(Chart and figure data)
◇ ◇ ◇ ◇ ◇ ◇ ◇

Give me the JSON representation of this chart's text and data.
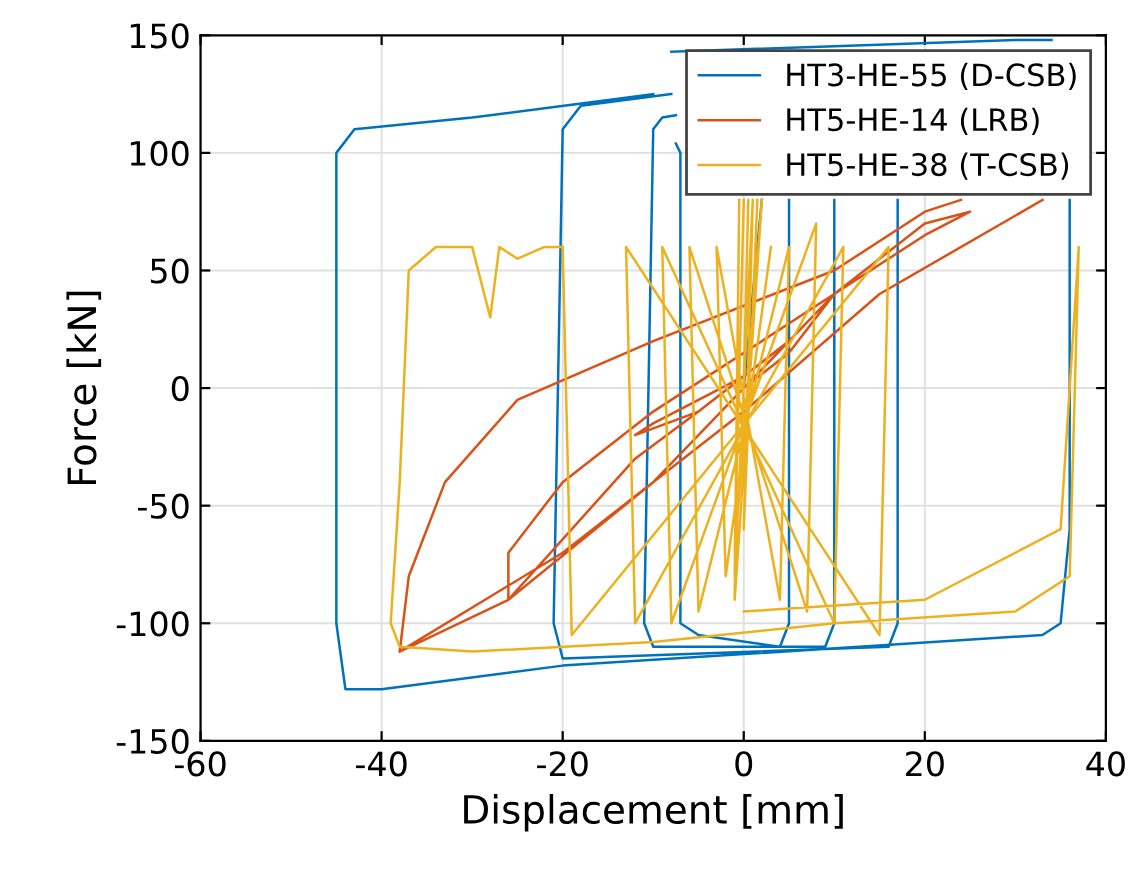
{
  "chart_data": {
    "type": "line",
    "xlabel": "Displacement [mm]",
    "ylabel": "Force [kN]",
    "xlim": [
      -60,
      40
    ],
    "ylim": [
      -150,
      150
    ],
    "xticks": [
      -60,
      -40,
      -20,
      0,
      20,
      40
    ],
    "yticks": [
      -150,
      -100,
      -50,
      0,
      50,
      100,
      150
    ],
    "grid": true,
    "legend": "top right",
    "marker": "none",
    "line_style": "solid",
    "series": [
      {
        "name": "HT3-HE-55 (D-CSB)",
        "color": "#0072bd",
        "x": [
          0,
          2,
          null,
          5,
          5,
          4,
          -5,
          -7,
          -7,
          -7.5,
          null,
          10,
          10,
          9,
          -10,
          -11,
          -10,
          -9,
          -7.5,
          null,
          17,
          17,
          16,
          -20,
          -21,
          -20,
          -18,
          -8,
          null,
          -8,
          30,
          34,
          null,
          36,
          36,
          35,
          33,
          -20,
          -40,
          -44,
          -45,
          -45,
          -43,
          -30,
          -10
        ],
        "values": [
          0,
          80,
          null,
          80,
          -100,
          -110,
          -105,
          -100,
          100,
          104,
          null,
          80,
          -100,
          -110,
          -110,
          -100,
          110,
          115,
          116,
          null,
          80,
          -100,
          -110,
          -115,
          -100,
          110,
          120,
          125,
          null,
          143,
          148,
          148,
          null,
          80,
          -60,
          -100,
          -105,
          -118,
          -128,
          -128,
          -100,
          100,
          110,
          115,
          125
        ]
      },
      {
        "name": "HT5-HE-14 (LRB)",
        "color": "#d95319",
        "x": [
          0,
          5,
          10,
          5,
          -5,
          -12,
          -10,
          0,
          -5,
          -12,
          -26,
          -26,
          -20,
          -10,
          10,
          20,
          25,
          20,
          10,
          -10,
          -26,
          -38,
          -37,
          -33,
          -25,
          -10,
          10,
          20,
          24,
          null,
          33,
          15,
          0,
          -20,
          -38
        ],
        "values": [
          0,
          15,
          40,
          20,
          -10,
          -20,
          -15,
          5,
          -10,
          -30,
          -90,
          -70,
          -40,
          -10,
          40,
          70,
          75,
          65,
          40,
          -40,
          -90,
          -112,
          -80,
          -40,
          -5,
          20,
          50,
          75,
          80,
          null,
          80,
          40,
          -10,
          -70,
          -112
        ]
      },
      {
        "name": "HT5-HE-38 (T-CSB)",
        "color": "#edb120",
        "x": [
          0,
          0.5,
          null,
          1,
          -1,
          -0.5,
          null,
          2,
          -1,
          -0.5,
          null,
          1,
          0,
          1.5,
          null,
          2,
          -1,
          0,
          null,
          3,
          -2,
          -3,
          4,
          5,
          -5,
          -6,
          7,
          8,
          -8,
          -9,
          10,
          11,
          -12,
          -13,
          15,
          16,
          -19,
          -20,
          -22,
          -25,
          -27,
          -28,
          -30,
          -34,
          -37,
          -38,
          -39,
          -38,
          -30,
          -10,
          10,
          30,
          36,
          37,
          35,
          20,
          0
        ],
        "values": [
          0,
          80,
          null,
          80,
          -80,
          80,
          null,
          80,
          -90,
          80,
          null,
          80,
          -60,
          80,
          null,
          80,
          -70,
          80,
          null,
          60,
          -80,
          60,
          -90,
          60,
          -95,
          60,
          -95,
          70,
          -100,
          60,
          -100,
          60,
          -100,
          60,
          -105,
          60,
          -105,
          60,
          60,
          55,
          60,
          30,
          60,
          60,
          50,
          -40,
          -100,
          -110,
          -112,
          -108,
          -100,
          -95,
          -80,
          60,
          -60,
          -90,
          -95
        ]
      }
    ]
  }
}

◇ ◇ ◇ ◇ ◇ ◇ ◇

List all lines holding the string "color".

        "color": "#0072bd",
        "color": "#d95319",
        "color": "#edb120",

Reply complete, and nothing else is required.